(Data entries)
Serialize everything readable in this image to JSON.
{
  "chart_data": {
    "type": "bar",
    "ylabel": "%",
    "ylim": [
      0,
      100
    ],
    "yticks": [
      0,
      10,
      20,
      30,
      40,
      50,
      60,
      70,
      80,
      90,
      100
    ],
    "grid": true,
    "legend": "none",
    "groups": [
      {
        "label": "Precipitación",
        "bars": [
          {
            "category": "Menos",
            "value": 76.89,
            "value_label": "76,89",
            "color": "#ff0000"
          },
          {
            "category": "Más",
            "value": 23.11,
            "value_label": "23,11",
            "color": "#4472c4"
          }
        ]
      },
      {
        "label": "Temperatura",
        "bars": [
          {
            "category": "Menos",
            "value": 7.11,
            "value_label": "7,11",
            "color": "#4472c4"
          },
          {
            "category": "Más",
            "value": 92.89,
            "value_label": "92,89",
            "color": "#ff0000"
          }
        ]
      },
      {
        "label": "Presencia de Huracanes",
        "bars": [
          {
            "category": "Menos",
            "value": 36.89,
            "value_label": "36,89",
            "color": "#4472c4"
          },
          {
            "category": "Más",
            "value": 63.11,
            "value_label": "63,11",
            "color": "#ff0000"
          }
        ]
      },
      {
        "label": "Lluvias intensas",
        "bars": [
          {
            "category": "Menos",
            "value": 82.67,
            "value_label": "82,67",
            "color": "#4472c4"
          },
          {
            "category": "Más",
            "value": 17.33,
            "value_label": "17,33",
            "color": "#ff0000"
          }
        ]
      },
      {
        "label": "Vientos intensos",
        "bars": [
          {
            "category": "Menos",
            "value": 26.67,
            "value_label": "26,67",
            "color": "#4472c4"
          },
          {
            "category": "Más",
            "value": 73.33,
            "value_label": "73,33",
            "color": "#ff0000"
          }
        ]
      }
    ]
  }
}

## What you need to do:
Output all records verbatim.

## Full answer:
Serialize everything readable in this image to JSON.
{
  "chart_data": {
    "type": "bar",
    "ylabel": "%",
    "ylim": [
      0,
      100
    ],
    "yticks": [
      0,
      10,
      20,
      30,
      40,
      50,
      60,
      70,
      80,
      90,
      100
    ],
    "grid": true,
    "legend": "none",
    "groups": [
      {
        "label": "Precipitación",
        "bars": [
          {
            "category": "Menos",
            "value": 76.89,
            "value_label": "76,89",
            "color": "#ff0000"
          },
          {
            "category": "Más",
            "value": 23.11,
            "value_label": "23,11",
            "color": "#4472c4"
          }
        ]
      },
      {
        "label": "Temperatura",
        "bars": [
          {
            "category": "Menos",
            "value": 7.11,
            "value_label": "7,11",
            "color": "#4472c4"
          },
          {
            "category": "Más",
            "value": 92.89,
            "value_label": "92,89",
            "color": "#ff0000"
          }
        ]
      },
      {
        "label": "Presencia de Huracanes",
        "bars": [
          {
            "category": "Menos",
            "value": 36.89,
            "value_label": "36,89",
            "color": "#4472c4"
          },
          {
            "category": "Más",
            "value": 63.11,
            "value_label": "63,11",
            "color": "#ff0000"
          }
        ]
      },
      {
        "label": "Lluvias intensas",
        "bars": [
          {
            "category": "Menos",
            "value": 82.67,
            "value_label": "82,67",
            "color": "#4472c4"
          },
          {
            "category": "Más",
            "value": 17.33,
            "value_label": "17,33",
            "color": "#ff0000"
          }
        ]
      },
      {
        "label": "Vientos intensos",
        "bars": [
          {
            "category": "Menos",
            "value": 26.67,
            "value_label": "26,67",
            "color": "#4472c4"
          },
          {
            "category": "Más",
            "value": 73.33,
            "value_label": "73,33",
            "color": "#ff0000"
          }
        ]
      }
    ]
  }
}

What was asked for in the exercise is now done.